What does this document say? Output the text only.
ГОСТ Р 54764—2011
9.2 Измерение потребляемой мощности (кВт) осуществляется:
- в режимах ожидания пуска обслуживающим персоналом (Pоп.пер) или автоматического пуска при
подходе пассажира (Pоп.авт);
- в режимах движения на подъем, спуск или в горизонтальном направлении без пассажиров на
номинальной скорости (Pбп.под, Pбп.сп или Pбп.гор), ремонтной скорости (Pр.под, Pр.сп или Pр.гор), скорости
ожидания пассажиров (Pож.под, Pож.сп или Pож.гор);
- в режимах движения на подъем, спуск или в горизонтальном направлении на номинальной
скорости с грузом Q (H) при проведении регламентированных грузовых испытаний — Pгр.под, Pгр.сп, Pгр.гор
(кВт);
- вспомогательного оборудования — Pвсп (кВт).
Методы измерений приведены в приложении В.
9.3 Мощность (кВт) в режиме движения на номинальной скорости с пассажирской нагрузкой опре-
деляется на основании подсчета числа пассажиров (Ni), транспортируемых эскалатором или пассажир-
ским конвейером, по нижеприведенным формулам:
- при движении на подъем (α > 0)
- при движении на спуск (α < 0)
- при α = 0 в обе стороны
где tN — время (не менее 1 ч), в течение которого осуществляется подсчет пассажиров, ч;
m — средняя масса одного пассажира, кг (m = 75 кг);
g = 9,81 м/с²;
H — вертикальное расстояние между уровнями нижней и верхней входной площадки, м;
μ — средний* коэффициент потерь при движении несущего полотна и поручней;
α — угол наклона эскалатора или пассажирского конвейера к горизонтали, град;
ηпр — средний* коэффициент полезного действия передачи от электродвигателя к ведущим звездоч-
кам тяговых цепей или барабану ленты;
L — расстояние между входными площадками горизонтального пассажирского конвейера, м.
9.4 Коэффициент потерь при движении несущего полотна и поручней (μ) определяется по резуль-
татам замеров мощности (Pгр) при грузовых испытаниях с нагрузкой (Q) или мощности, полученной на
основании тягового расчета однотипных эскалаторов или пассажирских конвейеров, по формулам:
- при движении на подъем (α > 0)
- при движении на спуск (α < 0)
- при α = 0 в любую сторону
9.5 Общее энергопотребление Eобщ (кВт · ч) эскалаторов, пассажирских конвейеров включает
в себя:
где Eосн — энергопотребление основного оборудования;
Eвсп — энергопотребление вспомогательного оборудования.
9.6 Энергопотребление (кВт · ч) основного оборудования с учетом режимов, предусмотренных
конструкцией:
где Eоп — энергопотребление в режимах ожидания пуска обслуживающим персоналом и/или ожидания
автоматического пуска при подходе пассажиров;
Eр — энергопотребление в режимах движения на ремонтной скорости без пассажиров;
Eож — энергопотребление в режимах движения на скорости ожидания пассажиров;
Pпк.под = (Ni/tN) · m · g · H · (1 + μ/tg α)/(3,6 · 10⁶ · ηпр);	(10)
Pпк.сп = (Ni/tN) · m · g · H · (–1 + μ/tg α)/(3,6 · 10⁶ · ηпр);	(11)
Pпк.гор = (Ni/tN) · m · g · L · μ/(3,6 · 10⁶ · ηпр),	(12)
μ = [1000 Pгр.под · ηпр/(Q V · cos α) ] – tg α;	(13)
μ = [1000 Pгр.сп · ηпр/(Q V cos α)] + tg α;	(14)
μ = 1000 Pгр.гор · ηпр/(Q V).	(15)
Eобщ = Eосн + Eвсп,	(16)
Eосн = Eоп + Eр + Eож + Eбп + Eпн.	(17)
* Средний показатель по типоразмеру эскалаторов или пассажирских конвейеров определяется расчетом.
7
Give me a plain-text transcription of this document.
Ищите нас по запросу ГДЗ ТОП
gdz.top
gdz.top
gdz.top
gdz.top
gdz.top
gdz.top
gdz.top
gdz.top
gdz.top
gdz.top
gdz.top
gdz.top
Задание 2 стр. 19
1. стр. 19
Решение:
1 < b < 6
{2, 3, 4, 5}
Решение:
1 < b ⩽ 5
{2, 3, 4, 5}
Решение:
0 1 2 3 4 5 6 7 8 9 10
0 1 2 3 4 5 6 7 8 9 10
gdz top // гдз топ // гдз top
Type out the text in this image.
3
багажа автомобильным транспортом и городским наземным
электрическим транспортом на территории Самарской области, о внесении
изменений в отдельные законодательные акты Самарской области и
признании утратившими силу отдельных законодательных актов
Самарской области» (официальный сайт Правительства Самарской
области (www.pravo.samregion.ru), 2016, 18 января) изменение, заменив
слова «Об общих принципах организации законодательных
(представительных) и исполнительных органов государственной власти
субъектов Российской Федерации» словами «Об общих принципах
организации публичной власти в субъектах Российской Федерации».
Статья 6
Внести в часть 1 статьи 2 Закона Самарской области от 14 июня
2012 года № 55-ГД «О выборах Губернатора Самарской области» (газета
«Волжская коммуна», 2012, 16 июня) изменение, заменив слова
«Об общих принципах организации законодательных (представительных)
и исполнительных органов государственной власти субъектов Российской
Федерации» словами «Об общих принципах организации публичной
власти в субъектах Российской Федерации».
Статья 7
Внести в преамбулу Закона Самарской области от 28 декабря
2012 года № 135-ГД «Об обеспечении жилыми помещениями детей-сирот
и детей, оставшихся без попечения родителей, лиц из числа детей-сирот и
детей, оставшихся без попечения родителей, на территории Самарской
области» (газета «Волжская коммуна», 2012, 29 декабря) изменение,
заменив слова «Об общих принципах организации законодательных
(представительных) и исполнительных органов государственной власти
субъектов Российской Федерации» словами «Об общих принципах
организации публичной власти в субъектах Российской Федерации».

- INSTRUCTIONS FOR THE TASK
Please repeat the listing above in full and exactly.

- TASK RESULT
What does this document say? Output the text only.
ГОСТ Р 54764—2011
9.2 Измерение потребляемой мощности (кВт) осуществляется:
- в режимах ожидания пуска обслуживающим персоналом (Pоп.пер) или автоматического пуска при
подходе пассажира (Pоп.авт);
- в режимах движения на подъем, спуск или в горизонтальном направлении без пассажиров на
номинальной скорости (Pбп.под, Pбп.сп или Pбп.гор), ремонтной скорости (Pр.под, Pр.сп или Pр.гор), скорости
ожидания пассажиров (Pож.под, Pож.сп или Pож.гор);
- в режимах движения на подъем, спуск или в горизонтальном направлении на номинальной
скорости с грузом Q (H) при проведении регламентированных грузовых испытаний — Pгр.под, Pгр.сп, Pгр.гор
(кВт);
- вспомогательного оборудования — Pвсп (кВт).
Методы измерений приведены в приложении В.
9.3 Мощность (кВт) в режиме движения на номинальной скорости с пассажирской нагрузкой опре-
деляется на основании подсчета числа пассажиров (Ni), транспортируемых эскалатором или пассажир-
ским конвейером, по нижеприведенным формулам:
- при движении на подъем (α > 0)
- при движении на спуск (α < 0)
- при α = 0 в обе стороны
где tN — время (не менее 1 ч), в течение которого осуществляется подсчет пассажиров, ч;
m — средняя масса одного пассажира, кг (m = 75 кг);
g = 9,81 м/с²;
H — вертикальное расстояние между уровнями нижней и верхней входной площадки, м;
μ — средний* коэффициент потерь при движении несущего полотна и поручней;
α — угол наклона эскалатора или пассажирского конвейера к горизонтали, град;
ηпр — средний* коэффициент полезного действия передачи от электродвигателя к ведущим звездоч-
кам тяговых цепей или барабану ленты;
L — расстояние между входными площадками горизонтального пассажирского конвейера, м.
9.4 Коэффициент потерь при движении несущего полотна и поручней (μ) определяется по резуль-
татам замеров мощности (Pгр) при грузовых испытаниях с нагрузкой (Q) или мощности, полученной на
основании тягового расчета однотипных эскалаторов или пассажирских конвейеров, по формулам:
- при движении на подъем (α > 0)
- при движении на спуск (α < 0)
- при α = 0 в любую сторону
9.5 Общее энергопотребление Eобщ (кВт · ч) эскалаторов, пассажирских конвейеров включает
в себя:
где Eосн — энергопотребление основного оборудования;
Eвсп — энергопотребление вспомогательного оборудования.
9.6 Энергопотребление (кВт · ч) основного оборудования с учетом режимов, предусмотренных
конструкцией:
где Eоп — энергопотребление в режимах ожидания пуска обслуживающим персоналом и/или ожидания
автоматического пуска при подходе пассажиров;
Eр — энергопотребление в режимах движения на ремонтной скорости без пассажиров;
Eож — энергопотребление в режимах движения на скорости ожидания пассажиров;
Pпк.под = (Ni/tN) · m · g · H · (1 + μ/tg α)/(3,6 · 10⁶ · ηпр);	(10)
Pпк.сп = (Ni/tN) · m · g · H · (–1 + μ/tg α)/(3,6 · 10⁶ · ηпр);	(11)
Pпк.гор = (Ni/tN) · m · g · L · μ/(3,6 · 10⁶ · ηпр),	(12)
μ = [1000 Pгр.под · ηпр/(Q V · cos α) ] – tg α;	(13)
μ = [1000 Pгр.сп · ηпр/(Q V cos α)] + tg α;	(14)
μ = 1000 Pгр.гор · ηпр/(Q V).	(15)
Eобщ = Eосн + Eвсп,	(16)
Eосн = Eоп + Eр + Eож + Eбп + Eпн.	(17)
* Средний показатель по типоразмеру эскалаторов или пассажирских конвейеров определяется расчетом.
7
Give me a plain-text transcription of this document.
Ищите нас по запросу ГДЗ ТОП
gdz.top
gdz.top
gdz.top
gdz.top
gdz.top
gdz.top
gdz.top
gdz.top
gdz.top
gdz.top
gdz.top
gdz.top
Задание 2 стр. 19
1. стр. 19
Решение:
1 < b < 6
{2, 3, 4, 5}
Решение:
1 < b ⩽ 5
{2, 3, 4, 5}
Решение:
0 1 2 3 4 5 6 7 8 9 10
0 1 2 3 4 5 6 7 8 9 10
gdz top // гдз топ // гдз top
Type out the text in this image.
3
багажа автомобильным транспортом и городским наземным
электрическим транспортом на территории Самарской области, о внесении
изменений в отдельные законодательные акты Самарской области и
признании утратившими силу отдельных законодательных актов
Самарской области» (официальный сайт Правительства Самарской
области (www.pravo.samregion.ru), 2016, 18 января) изменение, заменив
слова «Об общих принципах организации законодательных
(представительных) и исполнительных органов государственной власти
субъектов Российской Федерации» словами «Об общих принципах
организации публичной власти в субъектах Российской Федерации».
Статья 6
Внести в часть 1 статьи 2 Закона Самарской области от 14 июня
2012 года № 55-ГД «О выборах Губернатора Самарской области» (газета
«Волжская коммуна», 2012, 16 июня) изменение, заменив слова
«Об общих принципах организации законодательных (представительных)
и исполнительных органов государственной власти субъектов Российской
Федерации» словами «Об общих принципах организации публичной
власти в субъектах Российской Федерации».
Статья 7
Внести в преамбулу Закона Самарской области от 28 декабря
2012 года № 135-ГД «Об обеспечении жилыми помещениями детей-сирот
и детей, оставшихся без попечения родителей, лиц из числа детей-сирот и
детей, оставшихся без попечения родителей, на территории Самарской
области» (газета «Волжская коммуна», 2012, 29 декабря) изменение,
заменив слова «Об общих принципах организации законодательных
(представительных) и исполнительных органов государственной власти
субъектов Российской Федерации» словами «Об общих принципах
организации публичной власти в субъектах Российской Федерации».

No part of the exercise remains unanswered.